• PROBLEM DETAILS: Find the lines holding the string "Bhojanapalli" in the data, then copy all of them.

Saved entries
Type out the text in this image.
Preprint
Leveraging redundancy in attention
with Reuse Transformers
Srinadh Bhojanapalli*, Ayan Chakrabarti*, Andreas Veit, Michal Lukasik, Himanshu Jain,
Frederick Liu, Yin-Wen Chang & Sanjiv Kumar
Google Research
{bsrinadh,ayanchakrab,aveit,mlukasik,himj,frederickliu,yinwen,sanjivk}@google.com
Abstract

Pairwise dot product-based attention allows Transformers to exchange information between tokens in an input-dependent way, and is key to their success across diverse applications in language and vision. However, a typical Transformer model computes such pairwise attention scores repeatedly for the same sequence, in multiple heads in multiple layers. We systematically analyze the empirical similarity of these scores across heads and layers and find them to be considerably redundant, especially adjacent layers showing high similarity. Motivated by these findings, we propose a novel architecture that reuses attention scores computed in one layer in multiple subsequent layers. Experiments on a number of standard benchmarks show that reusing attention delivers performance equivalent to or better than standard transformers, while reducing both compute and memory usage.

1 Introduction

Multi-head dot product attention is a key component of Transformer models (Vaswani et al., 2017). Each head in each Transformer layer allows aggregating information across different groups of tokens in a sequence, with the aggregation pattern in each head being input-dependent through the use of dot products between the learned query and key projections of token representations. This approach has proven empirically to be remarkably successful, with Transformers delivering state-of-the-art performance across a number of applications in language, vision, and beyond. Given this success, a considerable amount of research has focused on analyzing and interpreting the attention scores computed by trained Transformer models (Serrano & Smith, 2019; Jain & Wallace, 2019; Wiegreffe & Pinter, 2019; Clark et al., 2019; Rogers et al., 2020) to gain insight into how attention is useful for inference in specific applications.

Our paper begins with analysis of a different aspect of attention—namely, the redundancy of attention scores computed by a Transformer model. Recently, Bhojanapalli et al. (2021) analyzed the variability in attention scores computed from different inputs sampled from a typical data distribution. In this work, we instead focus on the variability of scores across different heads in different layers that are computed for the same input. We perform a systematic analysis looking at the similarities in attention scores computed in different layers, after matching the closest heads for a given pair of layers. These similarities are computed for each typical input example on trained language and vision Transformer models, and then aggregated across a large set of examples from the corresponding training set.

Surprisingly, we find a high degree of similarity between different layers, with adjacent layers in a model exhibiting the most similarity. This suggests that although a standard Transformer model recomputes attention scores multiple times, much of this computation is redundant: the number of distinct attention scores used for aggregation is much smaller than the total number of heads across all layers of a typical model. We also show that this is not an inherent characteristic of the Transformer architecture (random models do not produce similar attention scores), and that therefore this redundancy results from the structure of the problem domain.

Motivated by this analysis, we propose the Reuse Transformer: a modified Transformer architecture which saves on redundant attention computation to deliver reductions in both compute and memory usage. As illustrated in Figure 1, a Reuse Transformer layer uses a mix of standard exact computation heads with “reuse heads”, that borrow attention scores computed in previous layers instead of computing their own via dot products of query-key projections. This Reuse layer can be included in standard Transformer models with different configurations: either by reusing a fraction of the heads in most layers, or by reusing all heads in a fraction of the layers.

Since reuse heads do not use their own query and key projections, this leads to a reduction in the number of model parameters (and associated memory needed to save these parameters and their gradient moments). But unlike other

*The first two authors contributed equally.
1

• WORKED ANSWER:
Srinadh Bhojanapalli*, Ayan Chakrabarti*, Andreas Veit, Michal Lukasik, Himanshu Jain,
Our paper begins with analysis of a different aspect of attention—namely, the redundancy of attention scores computed by a Transformer model. Recently, Bhojanapalli et al. (2021) analyzed the variability in attention scores computed from different inputs sampled from a typical data distribution. In this work, we instead focus on the variability of scores across different heads in different layers that are computed for the same input. We perform a systematic analysis looking at the similarities in attention scores computed in different layers, after matching the closest heads for a given pair of layers. These similarities are computed for each typical input example on trained language and vision Transformer models, and then aggregated across a large set of examples from the corresponding training set.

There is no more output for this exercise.